> [Given exercise] Find the line that contains "Convert this screenshot". Output it and every line after it to the end of the records, exactly as they appear.

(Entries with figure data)
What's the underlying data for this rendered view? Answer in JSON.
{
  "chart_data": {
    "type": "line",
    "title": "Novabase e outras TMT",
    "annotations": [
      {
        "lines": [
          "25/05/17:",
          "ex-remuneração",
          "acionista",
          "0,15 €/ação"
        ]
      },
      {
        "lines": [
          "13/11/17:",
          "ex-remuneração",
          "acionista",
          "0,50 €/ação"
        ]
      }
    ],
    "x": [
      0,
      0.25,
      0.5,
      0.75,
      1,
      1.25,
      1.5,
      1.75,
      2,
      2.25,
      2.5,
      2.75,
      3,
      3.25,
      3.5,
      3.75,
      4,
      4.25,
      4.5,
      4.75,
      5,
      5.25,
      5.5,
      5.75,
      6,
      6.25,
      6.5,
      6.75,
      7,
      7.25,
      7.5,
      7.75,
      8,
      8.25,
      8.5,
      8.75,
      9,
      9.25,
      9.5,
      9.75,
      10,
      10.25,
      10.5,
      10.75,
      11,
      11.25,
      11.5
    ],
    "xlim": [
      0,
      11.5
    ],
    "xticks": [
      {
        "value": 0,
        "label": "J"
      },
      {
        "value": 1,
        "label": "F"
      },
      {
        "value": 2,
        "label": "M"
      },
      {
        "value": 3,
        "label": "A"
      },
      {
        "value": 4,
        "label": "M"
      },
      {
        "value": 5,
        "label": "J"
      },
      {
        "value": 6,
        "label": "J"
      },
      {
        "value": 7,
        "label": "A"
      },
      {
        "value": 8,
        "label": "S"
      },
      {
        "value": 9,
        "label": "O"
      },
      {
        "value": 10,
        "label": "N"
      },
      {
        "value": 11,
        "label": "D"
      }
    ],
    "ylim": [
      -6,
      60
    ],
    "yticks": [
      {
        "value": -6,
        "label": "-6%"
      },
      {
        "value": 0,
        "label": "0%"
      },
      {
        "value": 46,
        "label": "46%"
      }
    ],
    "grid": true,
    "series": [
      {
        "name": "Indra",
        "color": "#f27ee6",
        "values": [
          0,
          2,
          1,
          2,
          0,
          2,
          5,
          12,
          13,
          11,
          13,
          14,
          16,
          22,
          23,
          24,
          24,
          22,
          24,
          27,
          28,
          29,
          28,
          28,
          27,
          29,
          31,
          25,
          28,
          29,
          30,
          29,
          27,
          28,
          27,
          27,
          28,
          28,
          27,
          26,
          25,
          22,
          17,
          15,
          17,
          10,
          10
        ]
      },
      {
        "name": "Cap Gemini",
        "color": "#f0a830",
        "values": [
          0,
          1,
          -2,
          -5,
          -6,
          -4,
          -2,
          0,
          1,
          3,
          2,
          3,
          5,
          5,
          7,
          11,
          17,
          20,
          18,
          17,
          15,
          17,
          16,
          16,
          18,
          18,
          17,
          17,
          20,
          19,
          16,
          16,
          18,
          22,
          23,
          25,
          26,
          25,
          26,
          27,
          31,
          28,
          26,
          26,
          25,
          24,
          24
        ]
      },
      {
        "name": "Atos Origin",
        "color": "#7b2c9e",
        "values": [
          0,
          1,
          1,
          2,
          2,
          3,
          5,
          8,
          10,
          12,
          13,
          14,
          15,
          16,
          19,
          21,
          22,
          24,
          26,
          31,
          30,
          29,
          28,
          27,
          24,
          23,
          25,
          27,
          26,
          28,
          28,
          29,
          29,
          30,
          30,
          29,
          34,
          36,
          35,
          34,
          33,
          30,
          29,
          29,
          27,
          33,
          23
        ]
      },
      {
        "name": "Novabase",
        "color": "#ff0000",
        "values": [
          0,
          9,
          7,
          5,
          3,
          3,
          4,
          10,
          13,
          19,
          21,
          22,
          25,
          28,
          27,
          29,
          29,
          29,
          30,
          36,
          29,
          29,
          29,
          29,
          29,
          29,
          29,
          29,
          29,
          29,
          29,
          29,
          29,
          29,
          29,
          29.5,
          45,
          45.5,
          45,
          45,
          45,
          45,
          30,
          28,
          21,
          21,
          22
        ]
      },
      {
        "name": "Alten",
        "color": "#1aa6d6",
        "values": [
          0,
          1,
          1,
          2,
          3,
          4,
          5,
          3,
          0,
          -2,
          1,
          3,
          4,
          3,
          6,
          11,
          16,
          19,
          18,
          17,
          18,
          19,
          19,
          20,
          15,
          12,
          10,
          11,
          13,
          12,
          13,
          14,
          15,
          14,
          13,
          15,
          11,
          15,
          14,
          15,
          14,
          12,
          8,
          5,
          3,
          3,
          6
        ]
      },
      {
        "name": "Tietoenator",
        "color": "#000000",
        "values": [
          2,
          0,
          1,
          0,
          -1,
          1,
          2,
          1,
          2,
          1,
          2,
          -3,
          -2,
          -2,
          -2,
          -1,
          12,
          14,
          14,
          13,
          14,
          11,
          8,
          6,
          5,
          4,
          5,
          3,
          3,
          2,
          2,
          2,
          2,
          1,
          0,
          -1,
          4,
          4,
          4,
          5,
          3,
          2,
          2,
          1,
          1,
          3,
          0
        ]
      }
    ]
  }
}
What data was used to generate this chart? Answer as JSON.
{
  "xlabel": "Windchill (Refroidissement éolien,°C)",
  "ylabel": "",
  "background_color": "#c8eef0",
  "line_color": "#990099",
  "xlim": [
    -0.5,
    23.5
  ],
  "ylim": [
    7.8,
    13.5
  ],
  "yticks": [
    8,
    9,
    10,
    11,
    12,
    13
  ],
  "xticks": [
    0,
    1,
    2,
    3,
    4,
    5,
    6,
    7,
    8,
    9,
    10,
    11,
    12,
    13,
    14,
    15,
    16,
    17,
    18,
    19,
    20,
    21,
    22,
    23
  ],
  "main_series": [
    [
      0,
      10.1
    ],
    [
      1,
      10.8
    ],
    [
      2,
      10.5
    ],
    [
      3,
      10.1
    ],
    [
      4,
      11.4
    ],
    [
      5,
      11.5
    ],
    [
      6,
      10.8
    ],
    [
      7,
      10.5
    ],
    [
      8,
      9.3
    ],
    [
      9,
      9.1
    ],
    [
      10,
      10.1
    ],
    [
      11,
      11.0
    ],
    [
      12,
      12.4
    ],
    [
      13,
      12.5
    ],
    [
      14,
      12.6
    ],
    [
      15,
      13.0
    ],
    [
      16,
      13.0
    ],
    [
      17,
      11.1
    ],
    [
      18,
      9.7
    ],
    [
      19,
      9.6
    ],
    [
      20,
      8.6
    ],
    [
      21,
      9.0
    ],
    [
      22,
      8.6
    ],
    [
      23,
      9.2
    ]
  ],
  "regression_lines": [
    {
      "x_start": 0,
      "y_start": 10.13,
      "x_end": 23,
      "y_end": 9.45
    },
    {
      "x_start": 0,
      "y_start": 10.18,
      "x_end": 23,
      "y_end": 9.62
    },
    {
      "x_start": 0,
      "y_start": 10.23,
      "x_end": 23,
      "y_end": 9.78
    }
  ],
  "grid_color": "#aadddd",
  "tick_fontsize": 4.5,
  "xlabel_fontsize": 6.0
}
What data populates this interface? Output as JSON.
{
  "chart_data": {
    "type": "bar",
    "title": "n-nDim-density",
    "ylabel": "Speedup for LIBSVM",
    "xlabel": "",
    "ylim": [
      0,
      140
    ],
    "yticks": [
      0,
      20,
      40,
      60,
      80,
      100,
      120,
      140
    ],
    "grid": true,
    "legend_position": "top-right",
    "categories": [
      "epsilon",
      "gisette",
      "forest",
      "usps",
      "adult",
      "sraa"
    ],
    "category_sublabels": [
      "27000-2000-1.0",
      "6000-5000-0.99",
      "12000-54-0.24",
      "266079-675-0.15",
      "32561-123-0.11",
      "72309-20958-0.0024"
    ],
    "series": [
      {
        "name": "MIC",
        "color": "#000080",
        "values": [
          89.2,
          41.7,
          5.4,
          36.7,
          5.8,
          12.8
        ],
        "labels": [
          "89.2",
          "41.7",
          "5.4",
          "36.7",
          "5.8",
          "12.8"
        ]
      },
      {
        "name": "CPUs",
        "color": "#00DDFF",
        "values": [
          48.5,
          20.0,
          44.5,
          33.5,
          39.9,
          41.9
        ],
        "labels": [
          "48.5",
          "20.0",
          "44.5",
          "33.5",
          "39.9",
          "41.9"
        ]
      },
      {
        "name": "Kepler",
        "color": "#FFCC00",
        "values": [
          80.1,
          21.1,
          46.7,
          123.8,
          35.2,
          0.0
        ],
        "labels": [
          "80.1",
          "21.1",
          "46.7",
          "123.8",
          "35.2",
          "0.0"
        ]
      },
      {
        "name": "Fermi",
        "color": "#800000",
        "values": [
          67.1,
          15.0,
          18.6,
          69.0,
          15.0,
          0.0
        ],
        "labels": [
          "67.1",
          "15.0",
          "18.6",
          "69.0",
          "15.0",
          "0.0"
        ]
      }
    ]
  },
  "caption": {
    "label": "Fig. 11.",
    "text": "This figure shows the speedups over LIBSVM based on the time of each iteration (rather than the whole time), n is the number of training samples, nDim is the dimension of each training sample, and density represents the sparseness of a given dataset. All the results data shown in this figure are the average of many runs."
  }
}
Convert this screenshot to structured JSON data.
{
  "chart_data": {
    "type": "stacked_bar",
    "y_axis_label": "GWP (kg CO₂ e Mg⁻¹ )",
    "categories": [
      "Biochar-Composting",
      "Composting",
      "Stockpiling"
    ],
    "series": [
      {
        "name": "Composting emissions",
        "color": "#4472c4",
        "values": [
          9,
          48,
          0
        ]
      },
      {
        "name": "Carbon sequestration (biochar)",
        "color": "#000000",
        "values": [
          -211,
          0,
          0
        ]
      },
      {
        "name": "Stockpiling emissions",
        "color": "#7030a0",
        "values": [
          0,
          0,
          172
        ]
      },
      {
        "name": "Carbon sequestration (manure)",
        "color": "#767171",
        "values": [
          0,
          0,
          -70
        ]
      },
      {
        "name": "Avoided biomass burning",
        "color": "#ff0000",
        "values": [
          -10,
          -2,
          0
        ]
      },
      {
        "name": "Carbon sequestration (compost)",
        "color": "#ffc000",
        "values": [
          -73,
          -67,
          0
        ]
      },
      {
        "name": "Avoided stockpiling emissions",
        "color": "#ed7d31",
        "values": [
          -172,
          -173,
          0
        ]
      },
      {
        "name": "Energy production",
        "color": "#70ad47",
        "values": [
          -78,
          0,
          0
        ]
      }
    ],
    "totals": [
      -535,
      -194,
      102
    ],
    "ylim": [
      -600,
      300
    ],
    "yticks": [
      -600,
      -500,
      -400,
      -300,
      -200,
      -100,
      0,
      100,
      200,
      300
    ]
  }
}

> [Output]
Convert this screenshot to structured JSON data.
{
  "chart_data": {
    "type": "stacked_bar",
    "y_axis_label": "GWP (kg CO₂ e Mg⁻¹ )",
    "categories": [
      "Biochar-Composting",
      "Composting",
      "Stockpiling"
    ],
    "series": [
      {
        "name": "Composting emissions",
        "color": "#4472c4",
        "values": [
          9,
          48,
          0
        ]
      },
      {
        "name": "Carbon sequestration (biochar)",
        "color": "#000000",
        "values": [
          -211,
          0,
          0
        ]
      },
      {
        "name": "Stockpiling emissions",
        "color": "#7030a0",
        "values": [
          0,
          0,
          172
        ]
      },
      {
        "name": "Carbon sequestration (manure)",
        "color": "#767171",
        "values": [
          0,
          0,
          -70
        ]
      },
      {
        "name": "Avoided biomass burning",
        "color": "#ff0000",
        "values": [
          -10,
          -2,
          0
        ]
      },
      {
        "name": "Carbon sequestration (compost)",
        "color": "#ffc000",
        "values": [
          -73,
          -67,
          0
        ]
      },
      {
        "name": "Avoided stockpiling emissions",
        "color": "#ed7d31",
        "values": [
          -172,
          -173,
          0
        ]
      },
      {
        "name": "Energy production",
        "color": "#70ad47",
        "values": [
          -78,
          0,
          0
        ]
      }
    ],
    "totals": [
      -535,
      -194,
      102
    ],
    "ylim": [
      -600,
      300
    ],
    "yticks": [
      -600,
      -500,
      -400,
      -300,
      -200,
      -100,
      0,
      100,
      200,
      300
    ]
  }
}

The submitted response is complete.